>> BEGIN
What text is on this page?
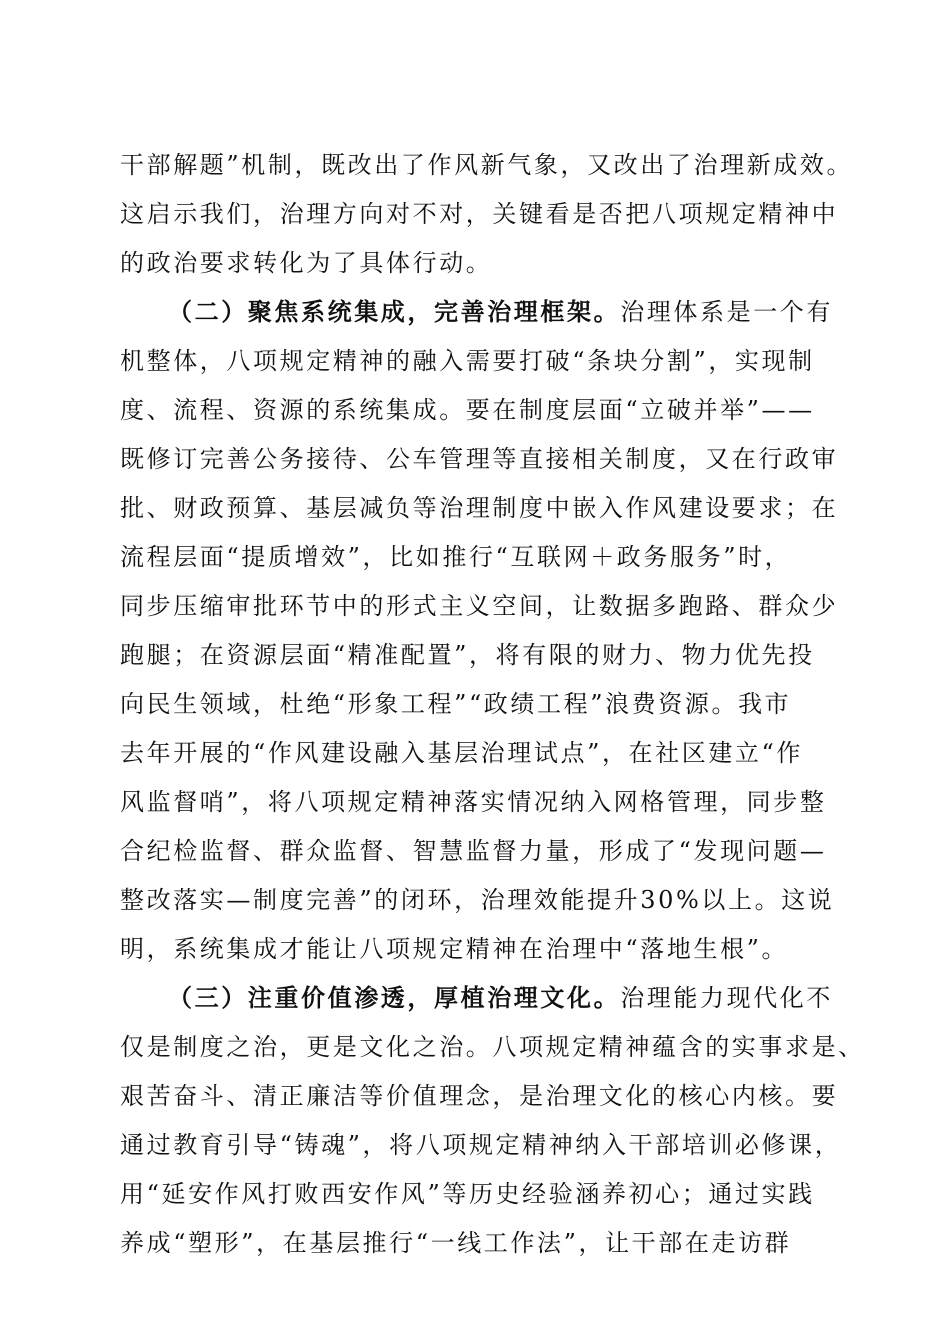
干部解题”机制，既改出了作风新气象，又改出了治理新成效。
这启示我们，治理方向对不对，关键看是否把八项规定精神中
的政治要求转化为了具体行动。
（二）聚焦系统集成，完善治理框架。治理体系是一个有
机整体，八项规定精神的融入需要打破“条块分割”，实现制
度、流程、资源的系统集成。要在制度层面“立破并举”——
既修订完善公务接待、公车管理等直接相关制度，又在行政审
批、财政预算、基层减负等治理制度中嵌入作风建设要求；在
流程层面“提质增效”，比如推行“互联网＋政务服务”时，
同步压缩审批环节中的形式主义空间，让数据多跑路、群众少
跑腿；在资源层面“精准配置”，将有限的财力、物力优先投
向民生领域，杜绝“形象工程”“政绩工程”浪费资源。我市
去年开展的“作风建设融入基层治理试点”，在社区建立“作
风监督哨”，将八项规定精神落实情况纳入网格管理，同步整
合纪检监督、群众监督、智慧监督力量，形成了“发现问题—
整改落实—制度完善”的闭环，治理效能提升30%以上。这说
明，系统集成才能让八项规定精神在治理中“落地生根”。
（三）注重价值渗透，厚植治理文化。治理能力现代化不
仅是制度之治，更是文化之治。八项规定精神蕴含的实事求是、
艰苦奋斗、清正廉洁等价值理念，是治理文化的核心内核。要
通过教育引导“铸魂”，将八项规定精神纳入干部培训必修课，
用“延安作风打败西安作风”等历史经验涵养初心；通过实践
养成“塑形”，在基层推行“一线工作法”，让干部在走访群
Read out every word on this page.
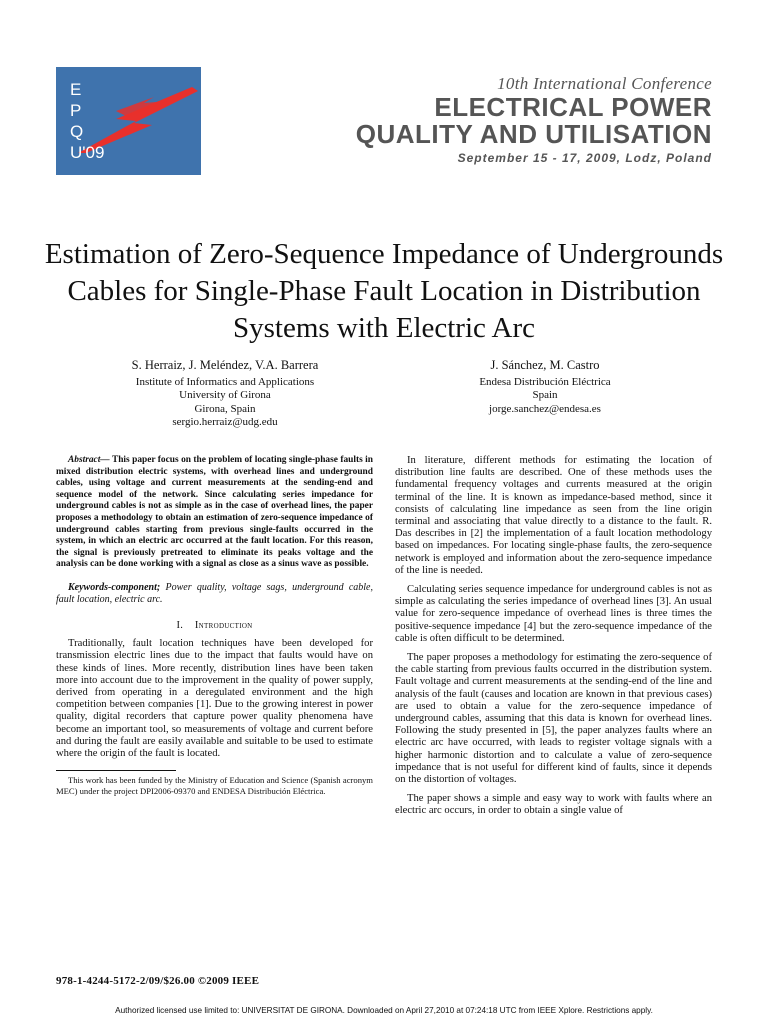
E
P
Q
U'09
10th International Conference
ELECTRICAL POWER
QUALITY AND UTILISATION
September 15 - 17, 2009, Lodz, Poland
Estimation of Zero-Sequence Impedance of Undergrounds Cables for Single-Phase Fault Location in Distribution Systems with Electric Arc
S. Herraiz, J. Meléndez, V.A. Barrera
Institute of Informatics and Applications
University of Girona
Girona, Spain
sergio.herraiz@udg.edu
J. Sánchez, M. Castro
Endesa Distribución Eléctrica
Spain
jorge.sanchez@endesa.es

Abstract— This paper focus on the problem of locating single-phase faults in mixed distribution electric systems, with overhead lines and underground cables, using voltage and current measurements at the sending-end and sequence model of the network. Since calculating series impedance for underground cables is not as simple as in the case of overhead lines, the paper proposes a methodology to obtain an estimation of zero-sequence impedance of underground cables starting from previous single-faults occurred in the system, in which an electric arc occurred at the fault location. For this reason, the signal is previously pretreated to eliminate its peaks voltage and the analysis can be done working with a signal as close as a sinus wave as possible.

Keywords-component; Power quality, voltage sags, underground cable, fault location, electric arc.

I. Introduction

Traditionally, fault location techniques have been developed for transmission electric lines due to the impact that faults would have on these kinds of lines. More recently, distribution lines have been taken more into account due to the improvement in the quality of power supply, derived from operating in a deregulated environment and the high competition between companies [1]. Due to the growing interest in power quality, digital recorders that capture power quality phenomena have become an important tool, so measurements of voltage and current before and during the fault are easily available and suitable to be used to estimate where the origin of the fault is located.

This work has been funded by the Ministry of Education and Science (Spanish acronym MEC) under the project DPI2006-09370 and ENDESA Distribución Eléctrica.

In literature, different methods for estimating the location of distribution line faults are described. One of these methods uses the fundamental frequency voltages and currents measured at the origin terminal of the line. It is known as impedance-based method, since it consists of calculating line impedance as seen from the line origin terminal and associating that value directly to a distance to the fault. R. Das describes in [2] the implementation of a fault location methodology based on impedances. For locating single-phase faults, the zero-sequence network is employed and information about the zero-sequence impedance of the line is needed.

Calculating series sequence impedance for underground cables is not as simple as calculating the series impedance of overhead lines [3]. An usual value for zero-sequence impedance of overhead lines is three times the positive-sequence impedance [4] but the zero-sequence impedance of the cable is often difficult to be determined.

The paper proposes a methodology for estimating the zero-sequence of the cable starting from previous faults occurred in the distribution system. Fault voltage and current measurements at the sending-end of the line and analysis of the fault (causes and location are known in that previous cases) are used to obtain a value for the zero-sequence impedance of underground cables, assuming that this data is known for overhead lines. Following the study presented in [5], the paper analyzes faults where an electric arc have occurred, with leads to register voltage signals with a higher harmonic distortion and to calculate a value of zero-sequence impedance that is not useful for different kind of faults, since it depends on the distortion of voltages.

The paper shows a simple and easy way to work with faults where an electric arc occurs, in order to obtain a single value of

978-1-4244-5172-2/09/$26.00 ©2009 IEEE
Authorized licensed use limited to: UNIVERSITAT DE GIRONA. Downloaded on April 27,2010 at 07:24:18 UTC from IEEE Xplore. Restrictions apply.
>> END
Pictures don't belong in the copy. Transcribe every record exactly as it appears.

What text is on this page?
干部解题”机制，既改出了作风新气象，又改出了治理新成效。
这启示我们，治理方向对不对，关键看是否把八项规定精神中
的政治要求转化为了具体行动。
（二）聚焦系统集成，完善治理框架。治理体系是一个有
机整体，八项规定精神的融入需要打破“条块分割”，实现制
度、流程、资源的系统集成。要在制度层面“立破并举”——
既修订完善公务接待、公车管理等直接相关制度，又在行政审
批、财政预算、基层减负等治理制度中嵌入作风建设要求；在
流程层面“提质增效”，比如推行“互联网＋政务服务”时，
同步压缩审批环节中的形式主义空间，让数据多跑路、群众少
跑腿；在资源层面“精准配置”，将有限的财力、物力优先投
向民生领域，杜绝“形象工程”“政绩工程”浪费资源。我市
去年开展的“作风建设融入基层治理试点”，在社区建立“作
风监督哨”，将八项规定精神落实情况纳入网格管理，同步整
合纪检监督、群众监督、智慧监督力量，形成了“发现问题—
整改落实—制度完善”的闭环，治理效能提升30%以上。这说
明，系统集成才能让八项规定精神在治理中“落地生根”。
（三）注重价值渗透，厚植治理文化。治理能力现代化不
仅是制度之治，更是文化之治。八项规定精神蕴含的实事求是、
艰苦奋斗、清正廉洁等价值理念，是治理文化的核心内核。要
通过教育引导“铸魂”，将八项规定精神纳入干部培训必修课，
用“延安作风打败西安作风”等历史经验涵养初心；通过实践
养成“塑形”，在基层推行“一线工作法”，让干部在走访群
Read out every word on this page.
E
P
Q
U'09
10th International Conference
ELECTRICAL POWER
QUALITY AND UTILISATION
September 15 - 17, 2009, Lodz, Poland
Estimation of Zero-Sequence Impedance of Undergrounds Cables for Single-Phase Fault Location in Distribution Systems with Electric Arc
S. Herraiz, J. Meléndez, V.A. Barrera
Institute of Informatics and Applications
University of Girona
Girona, Spain
sergio.herraiz@udg.edu
J. Sánchez, M. Castro
Endesa Distribución Eléctrica
Spain
jorge.sanchez@endesa.es

Abstract— This paper focus on the problem of locating single-phase faults in mixed distribution electric systems, with overhead lines and underground cables, using voltage and current measurements at the sending-end and sequence model of the network. Since calculating series impedance for underground cables is not as simple as in the case of overhead lines, the paper proposes a methodology to obtain an estimation of zero-sequence impedance of underground cables starting from previous single-faults occurred in the system, in which an electric arc occurred at the fault location. For this reason, the signal is previously pretreated to eliminate its peaks voltage and the analysis can be done working with a signal as close as a sinus wave as possible.

Keywords-component; Power quality, voltage sags, underground cable, fault location, electric arc.

I. Introduction

Traditionally, fault location techniques have been developed for transmission electric lines due to the impact that faults would have on these kinds of lines. More recently, distribution lines have been taken more into account due to the improvement in the quality of power supply, derived from operating in a deregulated environment and the high competition between companies [1]. Due to the growing interest in power quality, digital recorders that capture power quality phenomena have become an important tool, so measurements of voltage and current before and during the fault are easily available and suitable to be used to estimate where the origin of the fault is located.

This work has been funded by the Ministry of Education and Science (Spanish acronym MEC) under the project DPI2006-09370 and ENDESA Distribución Eléctrica.

In literature, different methods for estimating the location of distribution line faults are described. One of these methods uses the fundamental frequency voltages and currents measured at the origin terminal of the line. It is known as impedance-based method, since it consists of calculating line impedance as seen from the line origin terminal and associating that value directly to a distance to the fault. R. Das describes in [2] the implementation of a fault location methodology based on impedances. For locating single-phase faults, the zero-sequence network is employed and information about the zero-sequence impedance of the line is needed.

Calculating series sequence impedance for underground cables is not as simple as calculating the series impedance of overhead lines [3]. An usual value for zero-sequence impedance of overhead lines is three times the positive-sequence impedance [4] but the zero-sequence impedance of the cable is often difficult to be determined.

The paper proposes a methodology for estimating the zero-sequence of the cable starting from previous faults occurred in the distribution system. Fault voltage and current measurements at the sending-end of the line and analysis of the fault (causes and location are known in that previous cases) are used to obtain a value for the zero-sequence impedance of underground cables, assuming that this data is known for overhead lines. Following the study presented in [5], the paper analyzes faults where an electric arc have occurred, with leads to register voltage signals with a higher harmonic distortion and to calculate a value of zero-sequence impedance that is not useful for different kind of faults, since it depends on the distortion of voltages.

The paper shows a simple and easy way to work with faults where an electric arc occurs, in order to obtain a single value of

978-1-4244-5172-2/09/$26.00 ©2009 IEEE
Authorized licensed use limited to: UNIVERSITAT DE GIRONA. Downloaded on April 27,2010 at 07:24:18 UTC from IEEE Xplore. Restrictions apply.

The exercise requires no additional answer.